━━━━━ Data in this exercise
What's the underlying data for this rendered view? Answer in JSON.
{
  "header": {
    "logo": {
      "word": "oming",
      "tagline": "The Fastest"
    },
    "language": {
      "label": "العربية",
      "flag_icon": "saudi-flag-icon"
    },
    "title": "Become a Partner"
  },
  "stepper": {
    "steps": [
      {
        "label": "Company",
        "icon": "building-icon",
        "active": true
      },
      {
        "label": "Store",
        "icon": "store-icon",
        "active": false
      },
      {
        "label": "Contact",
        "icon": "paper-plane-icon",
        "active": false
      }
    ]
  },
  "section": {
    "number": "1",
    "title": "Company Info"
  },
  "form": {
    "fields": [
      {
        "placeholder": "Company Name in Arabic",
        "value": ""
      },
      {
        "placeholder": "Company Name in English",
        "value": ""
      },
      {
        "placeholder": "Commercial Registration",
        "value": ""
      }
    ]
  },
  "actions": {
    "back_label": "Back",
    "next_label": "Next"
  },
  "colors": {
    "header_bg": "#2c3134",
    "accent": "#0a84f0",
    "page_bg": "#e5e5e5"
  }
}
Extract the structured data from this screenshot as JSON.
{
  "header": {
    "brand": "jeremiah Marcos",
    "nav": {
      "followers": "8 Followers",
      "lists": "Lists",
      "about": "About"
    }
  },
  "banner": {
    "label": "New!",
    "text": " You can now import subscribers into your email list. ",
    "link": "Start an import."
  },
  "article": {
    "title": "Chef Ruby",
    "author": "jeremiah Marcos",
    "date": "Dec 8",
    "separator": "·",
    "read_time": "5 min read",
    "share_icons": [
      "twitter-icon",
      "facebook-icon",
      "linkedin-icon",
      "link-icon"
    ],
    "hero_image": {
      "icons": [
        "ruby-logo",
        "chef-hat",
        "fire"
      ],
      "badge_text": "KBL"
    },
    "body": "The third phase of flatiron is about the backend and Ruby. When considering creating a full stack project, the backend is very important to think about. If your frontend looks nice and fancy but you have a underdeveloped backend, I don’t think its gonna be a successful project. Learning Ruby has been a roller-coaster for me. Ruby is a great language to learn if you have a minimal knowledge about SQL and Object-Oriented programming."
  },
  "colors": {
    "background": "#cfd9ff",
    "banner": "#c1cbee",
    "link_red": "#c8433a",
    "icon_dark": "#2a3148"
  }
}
━━━━━━━━━━
Set task » Which lines hold the word "your"? Copy all of them.

The reply »
    "text": " You can now import subscribers into your email list. ",
    "body": "The third phase of flatiron is about the backend and Ruby. When considering creating a full stack project, the backend is very important to think about. If your frontend looks nice and fancy but you have a underdeveloped backend, I don’t think its gonna be a successful project. Learning Ruby has been a roller-coaster for me. Ruby is a great language to learn if you have a minimal knowledge about SQL and Object-Oriented programming."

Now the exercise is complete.